Work required: Each line that includes the word "November" counts once; give the total and nothing more.

Material shown:
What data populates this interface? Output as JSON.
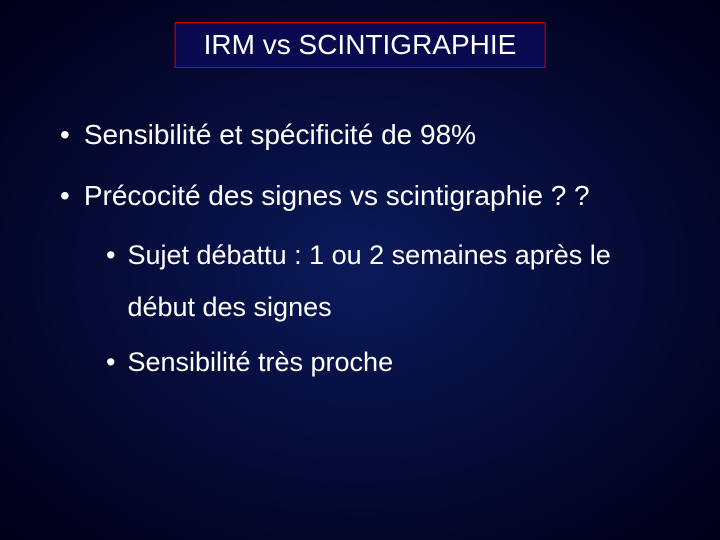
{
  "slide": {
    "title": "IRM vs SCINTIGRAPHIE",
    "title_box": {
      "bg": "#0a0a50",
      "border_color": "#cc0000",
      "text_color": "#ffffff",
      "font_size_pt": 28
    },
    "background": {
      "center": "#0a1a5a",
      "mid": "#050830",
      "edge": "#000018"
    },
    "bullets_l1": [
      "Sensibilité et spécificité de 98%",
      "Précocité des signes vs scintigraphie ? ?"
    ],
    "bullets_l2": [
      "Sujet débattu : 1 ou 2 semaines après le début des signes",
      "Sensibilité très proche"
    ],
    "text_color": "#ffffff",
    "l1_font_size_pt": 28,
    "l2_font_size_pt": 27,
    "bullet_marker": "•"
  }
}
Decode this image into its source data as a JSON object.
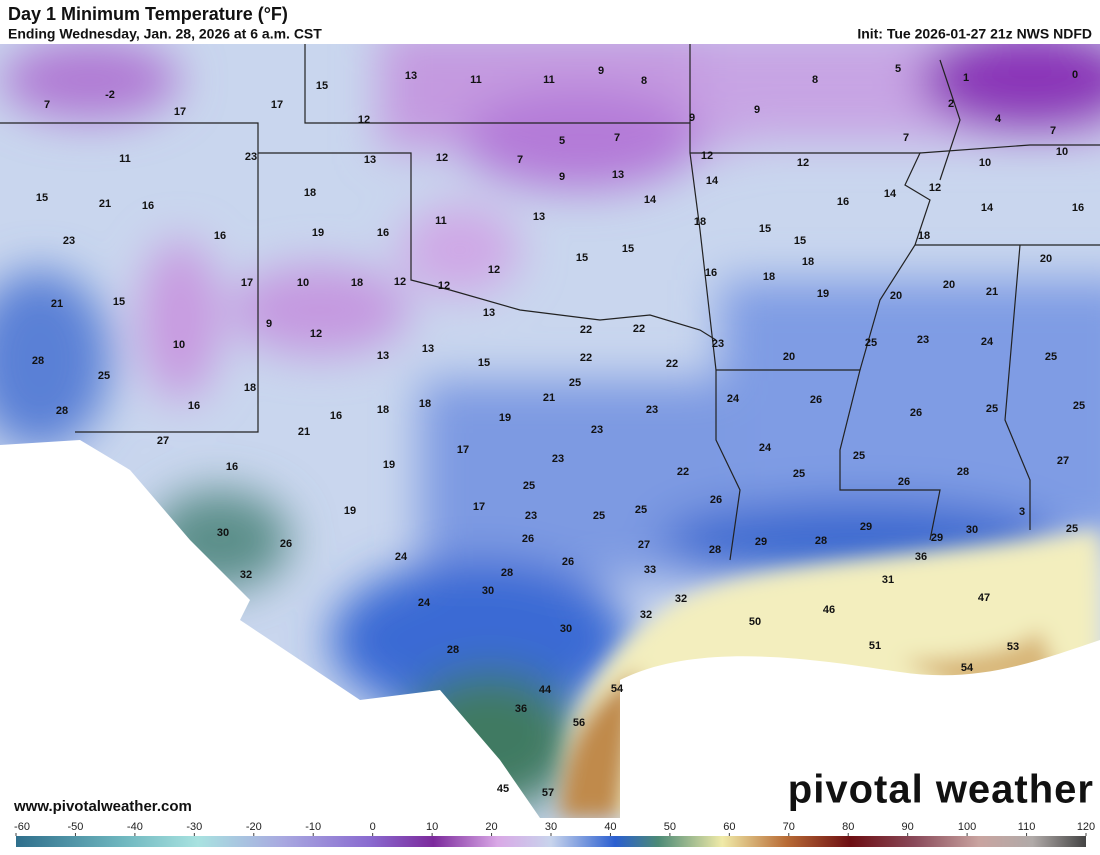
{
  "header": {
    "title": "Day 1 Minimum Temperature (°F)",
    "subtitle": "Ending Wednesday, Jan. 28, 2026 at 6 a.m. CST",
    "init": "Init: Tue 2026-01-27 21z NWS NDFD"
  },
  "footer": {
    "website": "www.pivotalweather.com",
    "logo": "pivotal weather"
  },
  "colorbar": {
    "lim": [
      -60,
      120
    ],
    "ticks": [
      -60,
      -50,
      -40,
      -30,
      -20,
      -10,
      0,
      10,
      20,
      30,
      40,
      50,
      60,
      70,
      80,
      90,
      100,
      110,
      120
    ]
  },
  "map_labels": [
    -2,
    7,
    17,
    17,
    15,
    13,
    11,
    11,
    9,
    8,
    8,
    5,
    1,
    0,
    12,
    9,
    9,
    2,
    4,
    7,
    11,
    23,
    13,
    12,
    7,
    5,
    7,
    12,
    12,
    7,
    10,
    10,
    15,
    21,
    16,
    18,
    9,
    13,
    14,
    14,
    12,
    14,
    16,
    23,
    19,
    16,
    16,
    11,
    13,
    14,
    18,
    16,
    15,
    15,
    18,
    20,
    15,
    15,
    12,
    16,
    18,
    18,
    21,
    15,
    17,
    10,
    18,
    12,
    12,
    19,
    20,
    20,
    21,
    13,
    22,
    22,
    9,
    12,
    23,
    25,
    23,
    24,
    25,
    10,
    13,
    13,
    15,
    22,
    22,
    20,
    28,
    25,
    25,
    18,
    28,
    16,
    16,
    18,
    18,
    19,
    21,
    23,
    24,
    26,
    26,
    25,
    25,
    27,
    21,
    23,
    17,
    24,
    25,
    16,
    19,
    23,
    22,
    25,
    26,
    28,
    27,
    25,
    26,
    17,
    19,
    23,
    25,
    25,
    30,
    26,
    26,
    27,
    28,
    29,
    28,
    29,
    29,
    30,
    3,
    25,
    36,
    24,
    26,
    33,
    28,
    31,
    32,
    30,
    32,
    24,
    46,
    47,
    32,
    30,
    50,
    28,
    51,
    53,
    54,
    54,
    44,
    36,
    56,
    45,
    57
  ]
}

--

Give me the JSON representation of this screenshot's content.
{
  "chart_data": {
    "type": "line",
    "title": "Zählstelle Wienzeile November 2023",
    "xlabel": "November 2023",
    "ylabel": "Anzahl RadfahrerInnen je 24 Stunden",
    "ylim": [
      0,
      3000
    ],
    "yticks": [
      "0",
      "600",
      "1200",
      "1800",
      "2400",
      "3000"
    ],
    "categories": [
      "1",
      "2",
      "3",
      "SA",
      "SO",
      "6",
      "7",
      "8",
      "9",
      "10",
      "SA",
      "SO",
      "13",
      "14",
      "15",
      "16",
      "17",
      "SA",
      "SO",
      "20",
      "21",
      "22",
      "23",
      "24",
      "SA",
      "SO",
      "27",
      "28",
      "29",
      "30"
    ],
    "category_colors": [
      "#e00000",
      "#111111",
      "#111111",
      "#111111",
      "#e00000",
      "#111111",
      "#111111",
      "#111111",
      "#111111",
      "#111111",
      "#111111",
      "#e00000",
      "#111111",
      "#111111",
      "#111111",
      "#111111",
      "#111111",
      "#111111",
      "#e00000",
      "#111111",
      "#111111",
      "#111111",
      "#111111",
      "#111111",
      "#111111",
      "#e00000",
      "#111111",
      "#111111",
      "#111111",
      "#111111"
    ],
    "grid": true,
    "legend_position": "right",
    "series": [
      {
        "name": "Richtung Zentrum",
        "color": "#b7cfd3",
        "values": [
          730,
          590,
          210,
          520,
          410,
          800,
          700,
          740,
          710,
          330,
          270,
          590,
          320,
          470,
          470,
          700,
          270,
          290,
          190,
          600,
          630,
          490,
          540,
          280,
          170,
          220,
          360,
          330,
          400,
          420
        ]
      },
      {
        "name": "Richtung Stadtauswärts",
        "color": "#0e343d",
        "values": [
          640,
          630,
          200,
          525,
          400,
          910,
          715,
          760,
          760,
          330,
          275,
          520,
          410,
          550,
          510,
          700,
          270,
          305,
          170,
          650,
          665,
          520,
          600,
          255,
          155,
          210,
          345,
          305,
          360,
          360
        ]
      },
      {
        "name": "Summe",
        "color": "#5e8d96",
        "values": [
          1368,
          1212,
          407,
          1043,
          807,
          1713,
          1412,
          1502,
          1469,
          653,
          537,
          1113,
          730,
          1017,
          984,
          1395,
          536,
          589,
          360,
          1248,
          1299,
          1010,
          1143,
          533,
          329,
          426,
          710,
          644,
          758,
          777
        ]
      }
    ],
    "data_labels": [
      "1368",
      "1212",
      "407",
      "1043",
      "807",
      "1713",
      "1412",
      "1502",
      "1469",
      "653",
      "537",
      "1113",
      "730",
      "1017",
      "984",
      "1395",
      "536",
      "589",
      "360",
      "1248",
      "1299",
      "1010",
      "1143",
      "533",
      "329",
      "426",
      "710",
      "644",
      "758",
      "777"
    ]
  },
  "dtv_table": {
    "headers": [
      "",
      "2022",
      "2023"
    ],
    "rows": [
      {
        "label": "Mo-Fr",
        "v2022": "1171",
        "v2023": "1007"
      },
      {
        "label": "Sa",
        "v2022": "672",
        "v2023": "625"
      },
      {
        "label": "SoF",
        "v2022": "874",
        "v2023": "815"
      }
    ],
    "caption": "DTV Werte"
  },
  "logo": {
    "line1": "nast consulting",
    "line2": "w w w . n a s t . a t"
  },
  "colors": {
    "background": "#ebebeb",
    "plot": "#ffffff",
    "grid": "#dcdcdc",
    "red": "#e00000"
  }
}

Correct response: 2